- Given request -
Return each line of the data below exactly, omitting any pictures.

(Saved entries)
· · · · ·
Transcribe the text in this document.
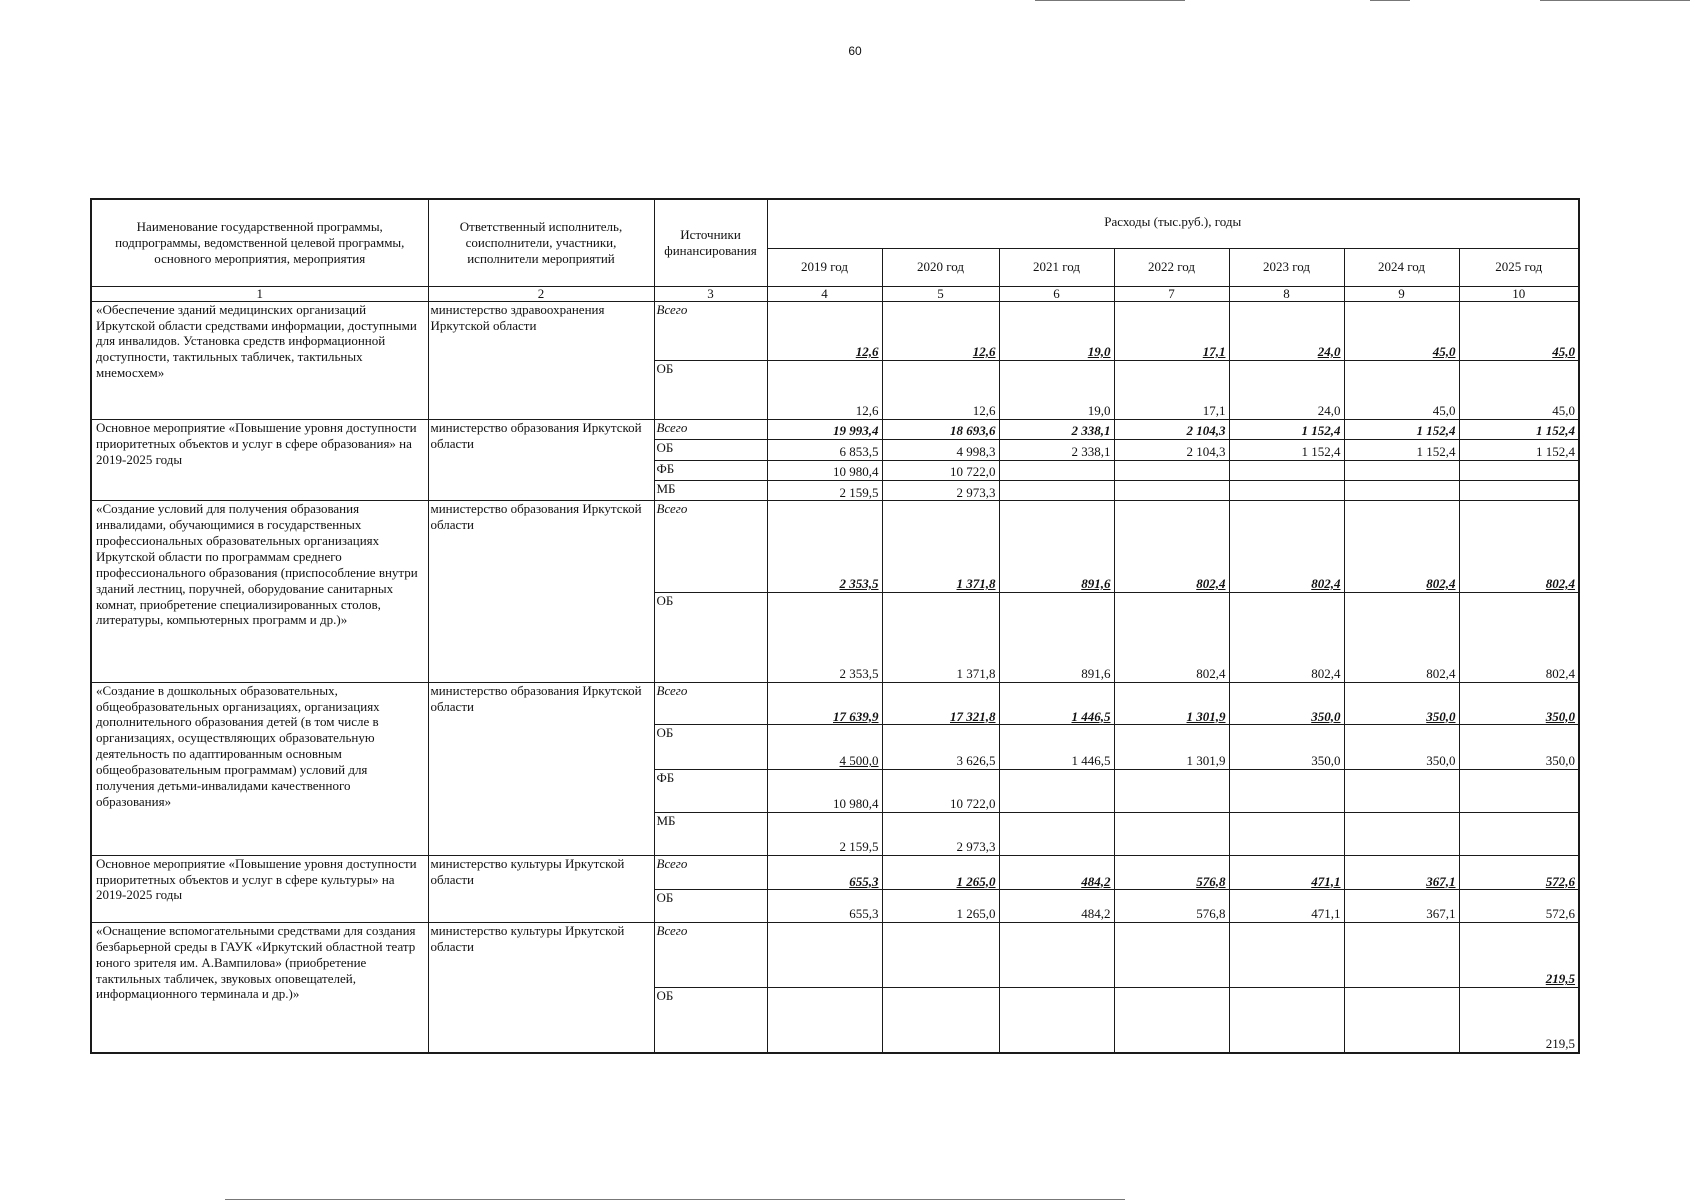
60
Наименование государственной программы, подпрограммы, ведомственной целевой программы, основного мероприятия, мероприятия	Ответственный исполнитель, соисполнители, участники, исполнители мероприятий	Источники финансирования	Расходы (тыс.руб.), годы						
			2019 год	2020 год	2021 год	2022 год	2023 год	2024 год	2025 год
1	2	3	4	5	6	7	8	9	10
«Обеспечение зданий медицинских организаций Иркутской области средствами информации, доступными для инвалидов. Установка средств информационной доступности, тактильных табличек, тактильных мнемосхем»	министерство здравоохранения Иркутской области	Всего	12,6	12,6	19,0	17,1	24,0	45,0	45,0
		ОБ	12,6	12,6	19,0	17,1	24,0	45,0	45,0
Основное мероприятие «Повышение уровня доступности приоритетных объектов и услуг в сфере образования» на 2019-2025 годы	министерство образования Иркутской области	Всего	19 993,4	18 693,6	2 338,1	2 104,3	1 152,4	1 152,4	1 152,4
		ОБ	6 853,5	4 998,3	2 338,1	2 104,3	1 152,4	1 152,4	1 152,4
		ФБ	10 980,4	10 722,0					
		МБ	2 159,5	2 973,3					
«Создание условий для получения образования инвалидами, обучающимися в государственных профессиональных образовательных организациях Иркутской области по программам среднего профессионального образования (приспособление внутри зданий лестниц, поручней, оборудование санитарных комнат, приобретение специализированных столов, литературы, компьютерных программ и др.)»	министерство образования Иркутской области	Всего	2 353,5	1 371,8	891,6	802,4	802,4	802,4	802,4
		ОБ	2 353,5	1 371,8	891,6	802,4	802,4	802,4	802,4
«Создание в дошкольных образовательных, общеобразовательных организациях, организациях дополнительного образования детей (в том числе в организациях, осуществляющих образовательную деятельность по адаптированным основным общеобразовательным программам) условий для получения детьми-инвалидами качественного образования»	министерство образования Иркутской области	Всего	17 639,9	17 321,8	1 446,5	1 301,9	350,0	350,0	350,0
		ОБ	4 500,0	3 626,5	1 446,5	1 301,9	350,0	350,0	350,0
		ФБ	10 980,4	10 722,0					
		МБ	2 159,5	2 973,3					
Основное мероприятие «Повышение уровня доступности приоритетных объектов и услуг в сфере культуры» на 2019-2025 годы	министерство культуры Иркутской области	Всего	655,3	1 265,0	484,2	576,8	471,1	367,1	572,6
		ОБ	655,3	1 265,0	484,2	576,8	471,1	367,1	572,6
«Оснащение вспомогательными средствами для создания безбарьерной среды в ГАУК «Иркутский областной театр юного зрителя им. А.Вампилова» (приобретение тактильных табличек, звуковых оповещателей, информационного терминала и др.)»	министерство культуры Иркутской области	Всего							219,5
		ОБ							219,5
· · · · ·
- Solution -
Transcribe the text in this document.
60
Наименование государственной программы, подпрограммы, ведомственной целевой программы, основного мероприятия, мероприятия	Ответственный исполнитель, соисполнители, участники, исполнители мероприятий	Источники финансирования	Расходы (тыс.руб.), годы						
			2019 год	2020 год	2021 год	2022 год	2023 год	2024 год	2025 год
1	2	3	4	5	6	7	8	9	10
«Обеспечение зданий медицинских организаций Иркутской области средствами информации, доступными для инвалидов. Установка средств информационной доступности, тактильных табличек, тактильных мнемосхем»	министерство здравоохранения Иркутской области	Всего	12,6	12,6	19,0	17,1	24,0	45,0	45,0
		ОБ	12,6	12,6	19,0	17,1	24,0	45,0	45,0
Основное мероприятие «Повышение уровня доступности приоритетных объектов и услуг в сфере образования» на 2019-2025 годы	министерство образования Иркутской области	Всего	19 993,4	18 693,6	2 338,1	2 104,3	1 152,4	1 152,4	1 152,4
		ОБ	6 853,5	4 998,3	2 338,1	2 104,3	1 152,4	1 152,4	1 152,4
		ФБ	10 980,4	10 722,0					
		МБ	2 159,5	2 973,3					
«Создание условий для получения образования инвалидами, обучающимися в государственных профессиональных образовательных организациях Иркутской области по программам среднего профессионального образования (приспособление внутри зданий лестниц, поручней, оборудование санитарных комнат, приобретение специализированных столов, литературы, компьютерных программ и др.)»	министерство образования Иркутской области	Всего	2 353,5	1 371,8	891,6	802,4	802,4	802,4	802,4
		ОБ	2 353,5	1 371,8	891,6	802,4	802,4	802,4	802,4
«Создание в дошкольных образовательных, общеобразовательных организациях, организациях дополнительного образования детей (в том числе в организациях, осуществляющих образовательную деятельность по адаптированным основным общеобразовательным программам) условий для получения детьми-инвалидами качественного образования»	министерство образования Иркутской области	Всего	17 639,9	17 321,8	1 446,5	1 301,9	350,0	350,0	350,0
		ОБ	4 500,0	3 626,5	1 446,5	1 301,9	350,0	350,0	350,0
		ФБ	10 980,4	10 722,0					
		МБ	2 159,5	2 973,3					
Основное мероприятие «Повышение уровня доступности приоритетных объектов и услуг в сфере культуры» на 2019-2025 годы	министерство культуры Иркутской области	Всего	655,3	1 265,0	484,2	576,8	471,1	367,1	572,6
		ОБ	655,3	1 265,0	484,2	576,8	471,1	367,1	572,6
«Оснащение вспомогательными средствами для создания безбарьерной среды в ГАУК «Иркутский областной театр юного зрителя им. А.Вампилова» (приобретение тактильных табличек, звуковых оповещателей, информационного терминала и др.)»	министерство культуры Иркутской области	Всего							219,5
		ОБ							219,5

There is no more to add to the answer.